Stored data

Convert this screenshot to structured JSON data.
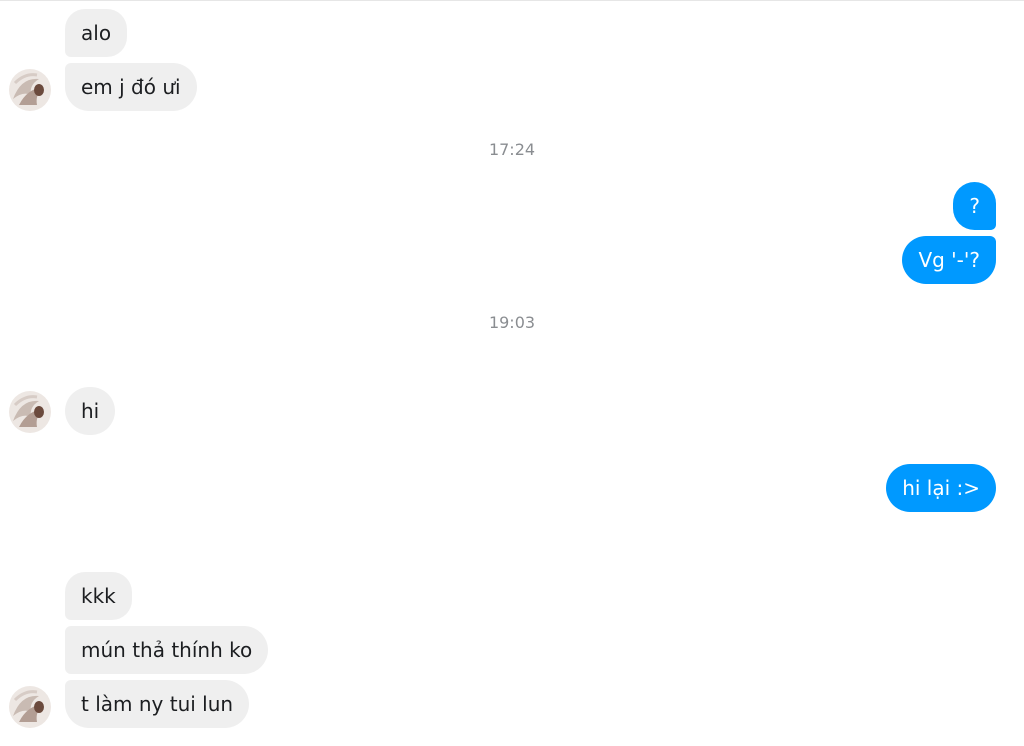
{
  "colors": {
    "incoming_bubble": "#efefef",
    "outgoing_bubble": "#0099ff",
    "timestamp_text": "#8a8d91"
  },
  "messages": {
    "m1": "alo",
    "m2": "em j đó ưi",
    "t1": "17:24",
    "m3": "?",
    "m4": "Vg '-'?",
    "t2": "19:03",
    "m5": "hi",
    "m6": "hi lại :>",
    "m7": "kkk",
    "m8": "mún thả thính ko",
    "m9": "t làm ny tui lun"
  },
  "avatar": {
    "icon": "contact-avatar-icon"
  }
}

* _REQUIREMENT_
Omit every picture, then reproduce the rest of the listing exactly.

* _SOLUTION TO THIS TASK_
Convert this screenshot to structured JSON data.
{
  "colors": {
    "incoming_bubble": "#efefef",
    "outgoing_bubble": "#0099ff",
    "timestamp_text": "#8a8d91"
  },
  "messages": {
    "m1": "alo",
    "m2": "em j đó ưi",
    "t1": "17:24",
    "m3": "?",
    "m4": "Vg '-'?",
    "t2": "19:03",
    "m5": "hi",
    "m6": "hi lại :>",
    "m7": "kkk",
    "m8": "mún thả thính ko",
    "m9": "t làm ny tui lun"
  },
  "avatar": {
    "icon": "contact-avatar-icon"
  }
}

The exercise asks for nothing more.